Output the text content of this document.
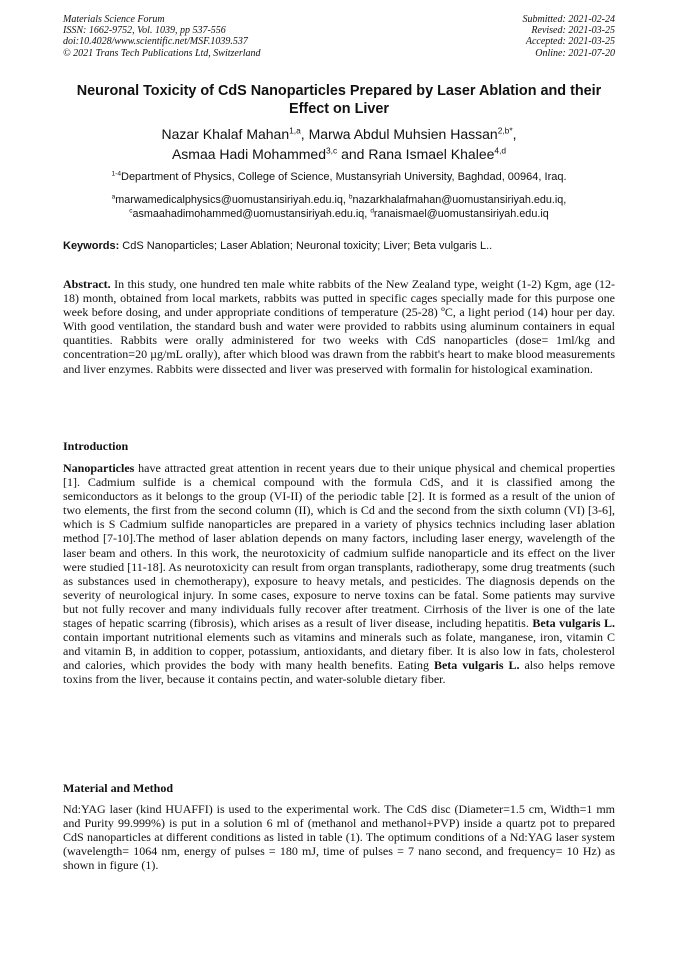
Materials Science Forum
ISSN: 1662-9752, Vol. 1039, pp 537-556
doi:10.4028/www.scientific.net/MSF.1039.537
© 2021 Trans Tech Publications Ltd, Switzerland
Submitted: 2021-02-24
Revised: 2021-03-25
Accepted: 2021-03-25
Online: 2021-07-20
Neuronal Toxicity of CdS Nanoparticles Prepared by Laser Ablation and their Effect on Liver
Nazar Khalaf Mahan$^{1,a}$, Marwa Abdul Muhsien Hassan$^{2,b*}$,
Asmaa Hadi Mohammed$^{3,c}$ and Rana Ismael Khalee$^{4,d}$
$^{1-4}$Department of Physics, College of Science, Mustansyriah University, Baghdad, 00964, Iraq.
$^a$marwamedicalphysics@uomustansiriyah.edu.iq, $^b$nazarkhalafmahan@uomustansiriyah.edu.iq,
$^c$asmaahadimohammed@uomustansiriyah.edu.iq, $^d$ranaismael@uomustansiriyah.edu.iq
Keywords: CdS Nanoparticles; Laser Ablation; Neuronal toxicity; Liver; Beta vulgaris L..
Abstract. In this study, one hundred ten male white rabbits of the New Zealand type, weight (1-2) Kgm, age (12-18) month, obtained from local markets, rabbits was putted in specific cages specially made for this purpose one week before dosing, and under appropriate conditions of temperature (25-28) ºC, a light period (14) hour per day. With good ventilation, the standard bush and water were provided to rabbits using aluminum containers in equal quantities. Rabbits were orally administered for two weeks with CdS nanoparticles (dose= 1ml/kg and concentration=20 µg/mL orally), after which blood was drawn from the rabbit's heart to make blood measurements and liver enzymes. Rabbits were dissected and liver was preserved with formalin for histological examination.
Introduction
Nanoparticles have attracted great attention in recent years due to their unique physical and chemical properties [1]. Cadmium sulfide is a chemical compound with the formula CdS, and it is classified among the semiconductors as it belongs to the group (VI-II) of the periodic table [2]. It is formed as a result of the union of two elements, the first from the second column (II), which is Cd and the second from the sixth column (VI) [3-6], which is S Cadmium sulfide nanoparticles are prepared in a variety of physics technics including laser ablation method [7-10].The method of laser ablation depends on many factors, including laser energy, wavelength of the laser beam and others. In this work, the neurotoxicity of cadmium sulfide nanoparticle and its effect on the liver were studied [11-18]. As neurotoxicity can result from organ transplants, radiotherapy, some drug treatments (such as substances used in chemotherapy), exposure to heavy metals, and pesticides. The diagnosis depends on the severity of neurological injury. In some cases, exposure to nerve toxins can be fatal. Some patients may survive but not fully recover and many individuals fully recover after treatment. Cirrhosis of the liver is one of the late stages of hepatic scarring (fibrosis), which arises as a result of liver disease, including hepatitis. Beta vulgaris L. contain important nutritional elements such as vitamins and minerals such as folate, manganese, iron, vitamin C and vitamin B, in addition to copper, potassium, antioxidants, and dietary fiber. It is also low in fats, cholesterol and calories, which provides the body with many health benefits. Eating Beta vulgaris L. also helps remove toxins from the liver, because it contains pectin, and water-soluble dietary fiber.
Material and Method
Nd:YAG laser (kind HUAFFI) is used to the experimental work. The CdS disc (Diameter=1.5 cm, Width=1 mm and Purity 99.999%) is put in a solution 6 ml of (methanol and methanol+PVP) inside a quartz pot to prepared CdS nanoparticles at different conditions as listed in table (1). The optimum conditions of a Nd:YAG laser system (wavelength= 1064 nm, energy of pulses = 180 mJ, time of pulses = 7 nano second, and frequency= 10 Hz) as shown in figure (1).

○ ○ ○ ○

*Aim of the exercise*:
For this exercise, find all lines in the records containing the word "Science" and copy them.

*Solution for this exercise*:
Materials Science Forum
$^{1-4}$Department of Physics, College of Science, Mustansyriah University, Baghdad, 00964, Iraq.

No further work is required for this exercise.